(Given data):
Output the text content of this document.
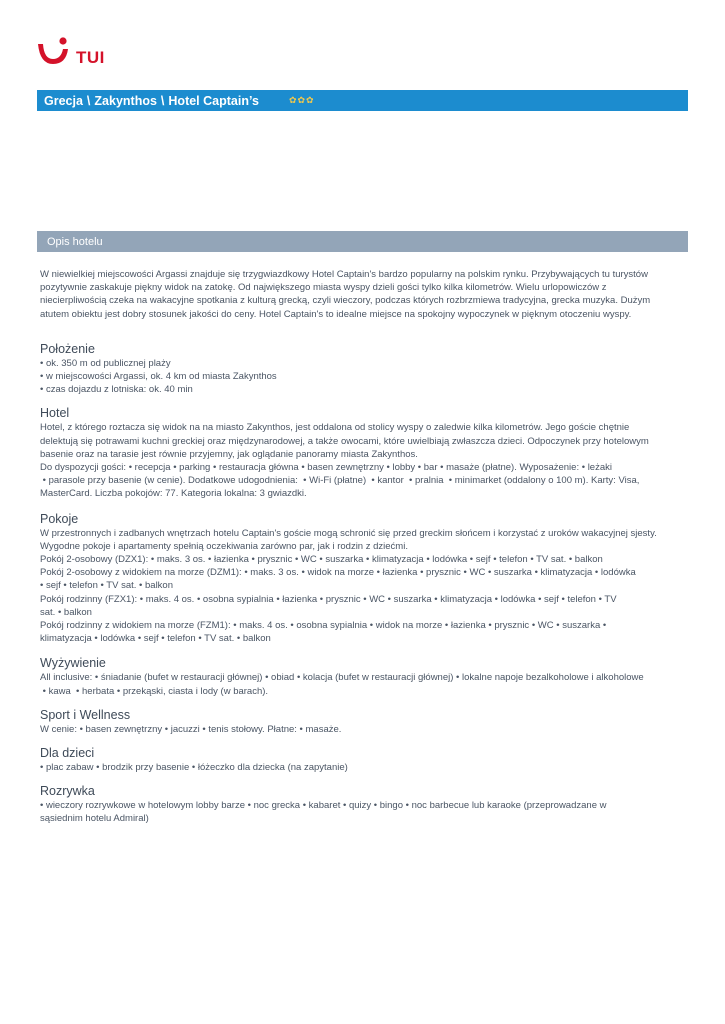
TUI
Grecja \ Zakynthos \ Hotel Captain’s	✿ ✿ ✿
Opis hotelu

W niewielkiej miejscowości Argassi znajduje się trzygwiazdkowy Hotel Captain's bardzo popularny na polskim rynku. Przybywających tu turystów

pozytywnie zaskakuje piękny widok na zatokę. Od największego miasta wyspy dzieli gości tylko kilka kilometrów. Wielu urlopowiczów z

niecierpliwością czeka na wakacyjne spotkania z kulturą grecką, czyli wieczory, podczas których rozbrzmiewa tradycyjna, grecka muzyka. Dużym

atutem obiektu jest dobry stosunek jakości do ceny. Hotel Captain's to idealne miejsce na spokojny wypoczynek w pięknym otoczeniu wyspy.

Położenie

• ok. 350 m od publicznej plaży

• w miejscowości Argassi, ok. 4 km od miasta Zakynthos

• czas dojazdu z lotniska: ok. 40 min

Hotel

Hotel, z którego roztacza się widok na na miasto Zakynthos, jest oddalona od stolicy wyspy o zaledwie kilka kilometrów. Jego goście chętnie

delektują się potrawami kuchni greckiej oraz międzynarodowej, a także owocami, które uwielbiają zwłaszcza dzieci. Odpoczynek przy hotelowym

basenie oraz na tarasie jest równie przyjemny, jak oglądanie panoramy miasta Zakynthos.

Do dyspozycji gości: • recepcja • parking • restauracja główna • basen zewnętrzny • lobby • bar • masaże (płatne). Wyposażenie: • leżaki

• parasole przy basenie (w cenie). Dodatkowe udogodnienia:  • Wi-Fi (płatne)  • kantor  • pralnia  • minimarket (oddalony o 100 m). Karty: Visa,

MasterCard. Liczba pokojów: 77. Kategoria lokalna: 3 gwiazdki.

Pokoje

W przestronnych i zadbanych wnętrzach hotelu Captain's goście mogą schronić się przed greckim słońcem i korzystać z uroków wakacyjnej sjesty.

Wygodne pokoje i apartamenty spełnią oczekiwania zarówno par, jak i rodzin z dziećmi.

Pokój 2-osobowy (DZX1): • maks. 3 os. • łazienka • prysznic • WC • suszarka • klimatyzacja • lodówka • sejf • telefon • TV sat. • balkon

Pokój 2-osobowy z widokiem na morze (DZM1): • maks. 3 os. • widok na morze • łazienka • prysznic • WC • suszarka • klimatyzacja • lodówka

• sejf • telefon • TV sat. • balkon

Pokój rodzinny (FZX1): • maks. 4 os. • osobna sypialnia • łazienka • prysznic • WC • suszarka • klimatyzacja • lodówka • sejf • telefon • TV

sat. • balkon

Pokój rodzinny z widokiem na morze (FZM1): • maks. 4 os. • osobna sypialnia • widok na morze • łazienka • prysznic • WC • suszarka •

klimatyzacja • lodówka • sejf • telefon • TV sat. • balkon

Wyżywienie

All inclusive: • śniadanie (bufet w restauracji głównej) • obiad • kolacja (bufet w restauracji głównej) • lokalne napoje bezalkoholowe i alkoholowe

• kawa  • herbata • przekąski, ciasta i lody (w barach).

Sport i Wellness

W cenie: • basen zewnętrzny • jacuzzi • tenis stołowy. Płatne: • masaże.

Dla dzieci

• plac zabaw • brodzik przy basenie • łóżeczko dla dziecka (na zapytanie)

Rozrywka

• wieczory rozrywkowe w hotelowym lobby barze • noc grecka • kabaret • quizy • bingo • noc barbecue lub karaoke (przeprowadzane w

sąsiednim hotelu Admiral)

(Exercise requirements): Among the lines of the data above, count those holding "Argassi" and state only the number.

(Response to this exercise): 2